WRITTEN PROBLEM: Render every line of the data below as a Markdown table with two columns, Row and Line, leaving out blank lines.

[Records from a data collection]
-- Begin --

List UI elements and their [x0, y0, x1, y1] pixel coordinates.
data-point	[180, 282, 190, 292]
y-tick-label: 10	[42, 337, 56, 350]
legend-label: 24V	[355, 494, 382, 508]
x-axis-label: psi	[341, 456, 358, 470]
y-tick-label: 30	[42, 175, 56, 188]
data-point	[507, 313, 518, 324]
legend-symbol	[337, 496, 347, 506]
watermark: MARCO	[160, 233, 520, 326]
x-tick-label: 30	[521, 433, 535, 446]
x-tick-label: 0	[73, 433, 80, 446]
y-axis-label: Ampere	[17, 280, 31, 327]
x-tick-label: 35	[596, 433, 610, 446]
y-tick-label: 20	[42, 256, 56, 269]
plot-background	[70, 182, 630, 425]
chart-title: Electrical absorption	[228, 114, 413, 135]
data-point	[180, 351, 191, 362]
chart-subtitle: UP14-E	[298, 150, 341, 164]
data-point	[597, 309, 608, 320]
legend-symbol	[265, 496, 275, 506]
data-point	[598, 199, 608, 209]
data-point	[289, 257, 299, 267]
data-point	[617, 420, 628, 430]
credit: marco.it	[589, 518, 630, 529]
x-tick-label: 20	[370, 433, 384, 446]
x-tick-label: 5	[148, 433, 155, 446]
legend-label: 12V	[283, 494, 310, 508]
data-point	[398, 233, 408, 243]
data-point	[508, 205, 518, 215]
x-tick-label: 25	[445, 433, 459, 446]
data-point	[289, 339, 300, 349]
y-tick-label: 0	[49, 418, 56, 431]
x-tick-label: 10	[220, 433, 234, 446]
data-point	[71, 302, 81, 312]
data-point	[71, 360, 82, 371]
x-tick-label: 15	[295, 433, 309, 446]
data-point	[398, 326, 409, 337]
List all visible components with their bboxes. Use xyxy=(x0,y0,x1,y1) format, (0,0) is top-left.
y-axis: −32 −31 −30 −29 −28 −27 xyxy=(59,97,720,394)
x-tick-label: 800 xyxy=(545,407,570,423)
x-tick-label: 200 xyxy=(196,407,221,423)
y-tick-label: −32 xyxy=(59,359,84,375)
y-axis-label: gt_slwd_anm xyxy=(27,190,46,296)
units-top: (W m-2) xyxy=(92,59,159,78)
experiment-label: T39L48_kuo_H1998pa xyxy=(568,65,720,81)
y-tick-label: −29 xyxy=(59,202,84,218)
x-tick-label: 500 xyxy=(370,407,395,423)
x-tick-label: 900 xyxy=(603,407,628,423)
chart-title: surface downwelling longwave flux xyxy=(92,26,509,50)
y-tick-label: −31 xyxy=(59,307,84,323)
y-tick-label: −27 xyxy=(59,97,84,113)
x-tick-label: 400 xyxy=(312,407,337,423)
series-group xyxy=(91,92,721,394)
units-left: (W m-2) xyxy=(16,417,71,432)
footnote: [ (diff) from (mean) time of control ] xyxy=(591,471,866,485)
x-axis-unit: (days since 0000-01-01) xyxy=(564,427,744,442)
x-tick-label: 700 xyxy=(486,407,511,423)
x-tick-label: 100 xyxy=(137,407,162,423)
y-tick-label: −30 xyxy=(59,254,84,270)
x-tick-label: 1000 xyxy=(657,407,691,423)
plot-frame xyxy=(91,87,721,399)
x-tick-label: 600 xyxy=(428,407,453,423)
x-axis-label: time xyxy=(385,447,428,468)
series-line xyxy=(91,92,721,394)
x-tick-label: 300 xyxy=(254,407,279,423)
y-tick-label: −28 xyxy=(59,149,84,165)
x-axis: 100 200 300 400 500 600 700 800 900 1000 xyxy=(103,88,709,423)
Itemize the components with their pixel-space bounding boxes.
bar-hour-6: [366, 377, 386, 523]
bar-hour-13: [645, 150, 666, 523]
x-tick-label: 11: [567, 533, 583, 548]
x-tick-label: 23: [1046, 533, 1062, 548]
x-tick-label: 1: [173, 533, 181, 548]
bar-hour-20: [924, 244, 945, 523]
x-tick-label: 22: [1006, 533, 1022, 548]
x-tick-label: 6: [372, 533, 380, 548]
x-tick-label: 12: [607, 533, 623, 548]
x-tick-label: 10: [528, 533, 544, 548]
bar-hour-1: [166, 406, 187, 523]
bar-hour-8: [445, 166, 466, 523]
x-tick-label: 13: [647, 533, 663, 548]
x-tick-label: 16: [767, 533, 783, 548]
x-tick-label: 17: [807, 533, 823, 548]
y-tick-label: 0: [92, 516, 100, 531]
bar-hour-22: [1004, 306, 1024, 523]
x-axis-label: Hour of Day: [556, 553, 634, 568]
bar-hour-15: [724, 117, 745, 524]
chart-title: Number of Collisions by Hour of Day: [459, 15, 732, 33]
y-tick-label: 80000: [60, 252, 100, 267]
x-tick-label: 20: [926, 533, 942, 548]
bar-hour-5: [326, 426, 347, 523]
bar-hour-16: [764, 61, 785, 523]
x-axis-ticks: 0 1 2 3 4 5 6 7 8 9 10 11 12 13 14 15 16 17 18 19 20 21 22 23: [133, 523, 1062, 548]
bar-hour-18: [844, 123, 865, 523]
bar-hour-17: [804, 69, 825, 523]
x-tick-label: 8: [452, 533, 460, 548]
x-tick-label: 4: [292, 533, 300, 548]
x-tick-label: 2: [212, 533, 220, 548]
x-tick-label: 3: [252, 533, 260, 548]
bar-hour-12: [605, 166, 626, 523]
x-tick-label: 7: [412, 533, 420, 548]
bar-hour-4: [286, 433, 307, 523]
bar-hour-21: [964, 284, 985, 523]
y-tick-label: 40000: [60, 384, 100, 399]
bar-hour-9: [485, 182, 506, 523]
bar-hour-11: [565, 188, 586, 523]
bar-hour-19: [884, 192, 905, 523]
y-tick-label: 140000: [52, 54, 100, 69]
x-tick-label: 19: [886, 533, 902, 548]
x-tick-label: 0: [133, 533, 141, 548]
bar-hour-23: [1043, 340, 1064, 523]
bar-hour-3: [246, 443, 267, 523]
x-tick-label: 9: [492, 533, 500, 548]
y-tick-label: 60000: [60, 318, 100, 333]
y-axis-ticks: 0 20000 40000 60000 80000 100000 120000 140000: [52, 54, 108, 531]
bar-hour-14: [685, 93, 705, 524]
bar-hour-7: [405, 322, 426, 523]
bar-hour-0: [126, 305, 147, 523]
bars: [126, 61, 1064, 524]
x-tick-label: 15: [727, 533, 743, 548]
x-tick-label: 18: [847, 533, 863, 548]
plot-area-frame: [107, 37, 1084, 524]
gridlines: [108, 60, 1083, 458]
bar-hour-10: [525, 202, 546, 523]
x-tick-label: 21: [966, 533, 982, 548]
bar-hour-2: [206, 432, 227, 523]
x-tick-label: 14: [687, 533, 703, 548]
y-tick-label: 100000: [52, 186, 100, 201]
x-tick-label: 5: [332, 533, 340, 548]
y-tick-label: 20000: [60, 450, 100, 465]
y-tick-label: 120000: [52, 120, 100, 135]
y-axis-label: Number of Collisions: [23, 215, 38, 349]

-- End --

EXERCISE RESULT:
| Row | Line |
|---|---|
| 1 | List UI elements and their [x0, y0, x1, y1] pixel coordinates. |
| 2 | data-point	[180, 282, 190, 292] |
| 3 | y-tick-label: 10	[42, 337, 56, 350] |
| 4 | legend-label: 24V	[355, 494, 382, 508] |
| 5 | x-axis-label: psi	[341, 456, 358, 470] |
| 6 | y-tick-label: 30	[42, 175, 56, 188] |
| 7 | data-point	[507, 313, 518, 324] |
| 8 | legend-symbol	[337, 496, 347, 506] |
| 9 | watermark: MARCO	[160, 233, 520, 326] |
| 10 | x-tick-label: 30	[521, 433, 535, 446] |
| 11 | x-tick-label: 0	[73, 433, 80, 446] |
| 12 | y-axis-label: Ampere	[17, 280, 31, 327] |
| 13 | x-tick-label: 35	[596, 433, 610, 446] |
| 14 | y-tick-label: 20	[42, 256, 56, 269] |
| 15 | plot-background	[70, 182, 630, 425] |
| 16 | chart-title: Electrical absorption	[228, 114, 413, 135] |
| 17 | data-point	[180, 351, 191, 362] |
| 18 | chart-subtitle: UP14-E	[298, 150, 341, 164] |
| 19 | data-point	[597, 309, 608, 320] |
| 20 | legend-symbol	[265, 496, 275, 506] |
| 21 | data-point	[598, 199, 608, 209] |
| 22 | data-point	[289, 257, 299, 267] |
| 23 | data-point	[617, 420, 628, 430] |
| 24 | credit: marco.it	[589, 518, 630, 529] |
| 25 | x-tick-label: 20	[370, 433, 384, 446] |
| 26 | x-tick-label: 5	[148, 433, 155, 446] |
| 27 | legend-label: 12V	[283, 494, 310, 508] |
| 28 | data-point	[398, 233, 408, 243] |
| 29 | data-point	[508, 205, 518, 215] |
| 30 | x-tick-label: 25	[445, 433, 459, 446] |
| 31 | data-point	[289, 339, 300, 349] |
| 32 | y-tick-label: 0	[49, 418, 56, 431] |
| 33 | x-tick-label: 10	[220, 433, 234, 446] |
| 34 | data-point	[71, 302, 81, 312] |
| 35 | data-point	[71, 360, 82, 371] |
| 36 | x-tick-label: 15	[295, 433, 309, 446] |
| 37 | data-point	[398, 326, 409, 337] |
| 38 | List all visible components with their bboxes. Use xyxy=(x0,y0,x1,y1) format, (0,0) is top-left. |
| 39 | y-axis: −32 −31 −30 −29 −28 −27 xyxy=(59,97,720,394) |
| 40 | x-tick-label: 800 xyxy=(545,407,570,423) |
| 41 | x-tick-label: 200 xyxy=(196,407,221,423) |
| 42 | y-tick-label: −32 xyxy=(59,359,84,375) |
| 43 | y-axis-label: gt_slwd_anm xyxy=(27,190,46,296) |
| 44 | units-top: (W m-2) xyxy=(92,59,159,78) |
| 45 | experiment-label: T39L48_kuo_H1998pa xyxy=(568,65,720,81) |
| 46 | y-tick-label: −29 xyxy=(59,202,84,218) |
| 47 | x-tick-label: 500 xyxy=(370,407,395,423) |
| 48 | x-tick-label: 900 xyxy=(603,407,628,423) |
| 49 | chart-title: surface downwelling longwave flux xyxy=(92,26,509,50) |
| 50 | y-tick-label: −31 xyxy=(59,307,84,323) |
| 51 | y-tick-label: −27 xyxy=(59,97,84,113) |
| 52 | x-tick-label: 400 xyxy=(312,407,337,423) |
| 53 | series-group xyxy=(91,92,721,394) |
| 54 | units-left: (W m-2) xyxy=(16,417,71,432) |
| 55 | footnote: [ (diff) from (mean) time of control ] xyxy=(591,471,866,485) |
| 56 | x-axis-unit: (days since 0000-01-01) xyxy=(564,427,744,442) |
| 57 | x-tick-label: 700 xyxy=(486,407,511,423) |
| 58 | x-tick-label: 100 xyxy=(137,407,162,423) |
| 59 | y-tick-label: −30 xyxy=(59,254,84,270) |
| 60 | x-tick-label: 1000 xyxy=(657,407,691,423) |
| 61 | plot-frame xyxy=(91,87,721,399) |
| 62 | x-tick-label: 600 xyxy=(428,407,453,423) |
| 63 | x-axis-label: time xyxy=(385,447,428,468) |
| 64 | series-line xyxy=(91,92,721,394) |
| 65 | x-tick-label: 300 xyxy=(254,407,279,423) |
| 66 | y-tick-label: −28 xyxy=(59,149,84,165) |
| 67 | x-axis: 100 200 300 400 500 600 700 800 900 1000 xyxy=(103,88,709,423) |
| 68 | Itemize the components with their pixel-space bounding boxes. |
| 69 | bar-hour-6: [366, 377, 386, 523] |
| 70 | bar-hour-13: [645, 150, 666, 523] |
| 71 | x-tick-label: 11: [567, 533, 583, 548] |
| 72 | x-tick-label: 23: [1046, 533, 1062, 548] |
| 73 | x-tick-label: 1: [173, 533, 181, 548] |
| 74 | bar-hour-20: [924, 244, 945, 523] |
| 75 | x-tick-label: 22: [1006, 533, 1022, 548] |
| 76 | x-tick-label: 6: [372, 533, 380, 548] |
| 77 | x-tick-label: 12: [607, 533, 623, 548] |
| 78 | x-tick-label: 10: [528, 533, 544, 548] |
| 79 | bar-hour-1: [166, 406, 187, 523] |
| 80 | bar-hour-8: [445, 166, 466, 523] |
| 81 | x-tick-label: 13: [647, 533, 663, 548] |
| 82 | x-tick-label: 16: [767, 533, 783, 548] |
| 83 | x-tick-label: 17: [807, 533, 823, 548] |
| 84 | y-tick-label: 0: [92, 516, 100, 531] |
| 85 | bar-hour-22: [1004, 306, 1024, 523] |
| 86 | x-axis-label: Hour of Day: [556, 553, 634, 568] |
| 87 | bar-hour-15: [724, 117, 745, 524] |
| 88 | chart-title: Number of Collisions by Hour of Day: [459, 15, 732, 33] |
| 89 | y-tick-label: 80000: [60, 252, 100, 267] |
| 90 | x-tick-label: 20: [926, 533, 942, 548] |
| 91 | bar-hour-5: [326, 426, 347, 523] |
| 92 | bar-hour-16: [764, 61, 785, 523] |
| 93 | x-axis-ticks: 0 1 2 3 4 5 6 7 8 9 10 11 12 13 14 15 16 17 18 19 20 21 22 23: [133, 523, 1062, 548] |
| 94 | bar-hour-18: [844, 123, 865, 523] |
| 95 | bar-hour-17: [804, 69, 825, 523] |
| 96 | x-tick-label: 8: [452, 533, 460, 548] |
| 97 | x-tick-label: 4: [292, 533, 300, 548] |
| 98 | x-tick-label: 2: [212, 533, 220, 548] |
| 99 | x-tick-label: 3: [252, 533, 260, 548] |
| 100 | bar-hour-12: [605, 166, 626, 523] |
| 101 | x-tick-label: 7: [412, 533, 420, 548] |
| 102 | bar-hour-4: [286, 433, 307, 523] |
| 103 | bar-hour-21: [964, 284, 985, 523] |
| 104 | y-tick-label: 40000: [60, 384, 100, 399] |
| 105 | bar-hour-9: [485, 182, 506, 523] |
| 106 | bar-hour-11: [565, 188, 586, 523] |
| 107 | bar-hour-19: [884, 192, 905, 523] |
| 108 | y-tick-label: 140000: [52, 54, 100, 69] |
| 109 | x-tick-label: 19: [886, 533, 902, 548] |
| 110 | x-tick-label: 0: [133, 533, 141, 548] |
| 111 | bar-hour-23: [1043, 340, 1064, 523] |
| 112 | bar-hour-3: [246, 443, 267, 523] |
| 113 | x-tick-label: 9: [492, 533, 500, 548] |
| 114 | y-tick-label: 60000: [60, 318, 100, 333] |
| 115 | y-axis-ticks: 0 20000 40000 60000 80000 100000 120000 140000: [52, 54, 108, 531] |
| 116 | bar-hour-14: [685, 93, 705, 524] |
| 117 | bar-hour-7: [405, 322, 426, 523] |
| 118 | bar-hour-0: [126, 305, 147, 523] |
| 119 | bars: [126, 61, 1064, 524] |
| 120 | x-tick-label: 15: [727, 533, 743, 548] |
| 121 | x-tick-label: 18: [847, 533, 863, 548] |
| 122 | plot-area-frame: [107, 37, 1084, 524] |
| 123 | gridlines: [108, 60, 1083, 458] |
| 124 | bar-hour-10: [525, 202, 546, 523] |
| 125 | x-tick-label: 21: [966, 533, 982, 548] |
| 126 | bar-hour-2: [206, 432, 227, 523] |
| 127 | x-tick-label: 14: [687, 533, 703, 548] |
| 128 | y-tick-label: 100000: [52, 186, 100, 201] |
| 129 | x-tick-label: 5: [332, 533, 340, 548] |
| 130 | y-tick-label: 20000: [60, 450, 100, 465] |
| 131 | y-tick-label: 120000: [52, 120, 100, 135] |
| 132 | y-axis-label: Number of Collisions: [23, 215, 38, 349] |